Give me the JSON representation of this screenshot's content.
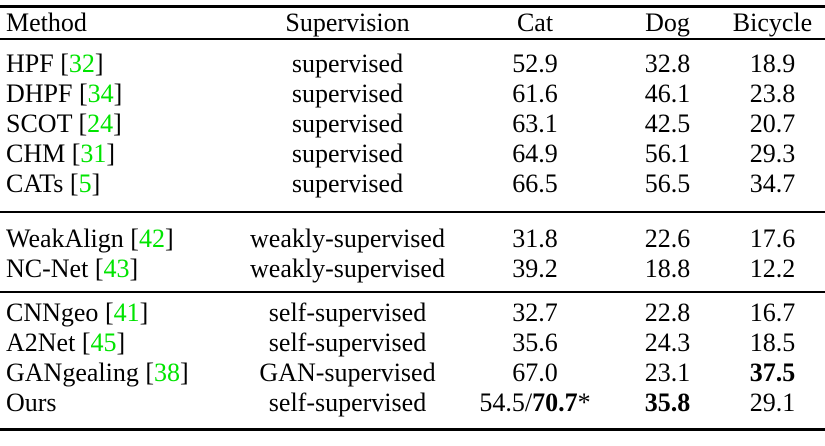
{
  "colors": {
    "citation_green": "#00E400",
    "text": "#000000",
    "rule": "#000000",
    "background": "#ffffff"
  },
  "table": {
    "columns": [
      "Method",
      "Supervision",
      "Cat",
      "Dog",
      "Bicycle"
    ],
    "groups": [
      {
        "name": "supervised-methods",
        "rows": [
          {
            "method": "HPF",
            "ref": "32",
            "supervision": "supervised",
            "cells": [
              {
                "text": "52.9"
              },
              {
                "text": "32.8"
              },
              {
                "text": "18.9"
              }
            ]
          },
          {
            "method": "DHPF",
            "ref": "34",
            "supervision": "supervised",
            "cells": [
              {
                "text": "61.6"
              },
              {
                "text": "46.1"
              },
              {
                "text": "23.8"
              }
            ]
          },
          {
            "method": "SCOT",
            "ref": "24",
            "supervision": "supervised",
            "cells": [
              {
                "text": "63.1"
              },
              {
                "text": "42.5"
              },
              {
                "text": "20.7"
              }
            ]
          },
          {
            "method": "CHM",
            "ref": "31",
            "supervision": "supervised",
            "cells": [
              {
                "text": "64.9"
              },
              {
                "text": "56.1"
              },
              {
                "text": "29.3"
              }
            ]
          },
          {
            "method": "CATs",
            "ref": "5",
            "supervision": "supervised",
            "cells": [
              {
                "text": "66.5"
              },
              {
                "text": "56.5"
              },
              {
                "text": "34.7"
              }
            ]
          }
        ]
      },
      {
        "name": "weakly-supervised-methods",
        "rows": [
          {
            "method": "WeakAlign",
            "ref": "42",
            "supervision": "weakly-supervised",
            "cells": [
              {
                "text": "31.8"
              },
              {
                "text": "22.6"
              },
              {
                "text": "17.6"
              }
            ]
          },
          {
            "method": "NC-Net",
            "ref": "43",
            "supervision": "weakly-supervised",
            "cells": [
              {
                "text": "39.2"
              },
              {
                "text": "18.8"
              },
              {
                "text": "12.2"
              }
            ]
          }
        ]
      },
      {
        "name": "self-supervised-methods",
        "rows": [
          {
            "method": "CNNgeo",
            "ref": "41",
            "supervision": "self-supervised",
            "cells": [
              {
                "text": "32.7"
              },
              {
                "text": "22.8"
              },
              {
                "text": "16.7"
              }
            ]
          },
          {
            "method": "A2Net",
            "ref": "45",
            "supervision": "self-supervised",
            "cells": [
              {
                "text": "35.6"
              },
              {
                "text": "24.3"
              },
              {
                "text": "18.5"
              }
            ]
          },
          {
            "method": "GANgealing",
            "ref": "38",
            "supervision": "GAN-supervised",
            "cells": [
              {
                "text": "67.0"
              },
              {
                "text": "23.1"
              },
              {
                "text": "37.5",
                "bold": true
              }
            ]
          },
          {
            "method": "Ours",
            "ref": null,
            "supervision": "self-supervised",
            "cells": [
              {
                "parts": [
                  {
                    "text": "54.5/"
                  },
                  {
                    "text": "70.7",
                    "bold": true
                  },
                  {
                    "text": "*"
                  }
                ]
              },
              {
                "text": "35.8",
                "bold": true
              },
              {
                "text": "29.1"
              }
            ]
          }
        ]
      }
    ]
  }
}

■ ■ ■ ■

## GIVEN INSTRUCTION:
Examine the data above and state how many of its lines contain the word "name", with no further remarks.

## ANSWER:
3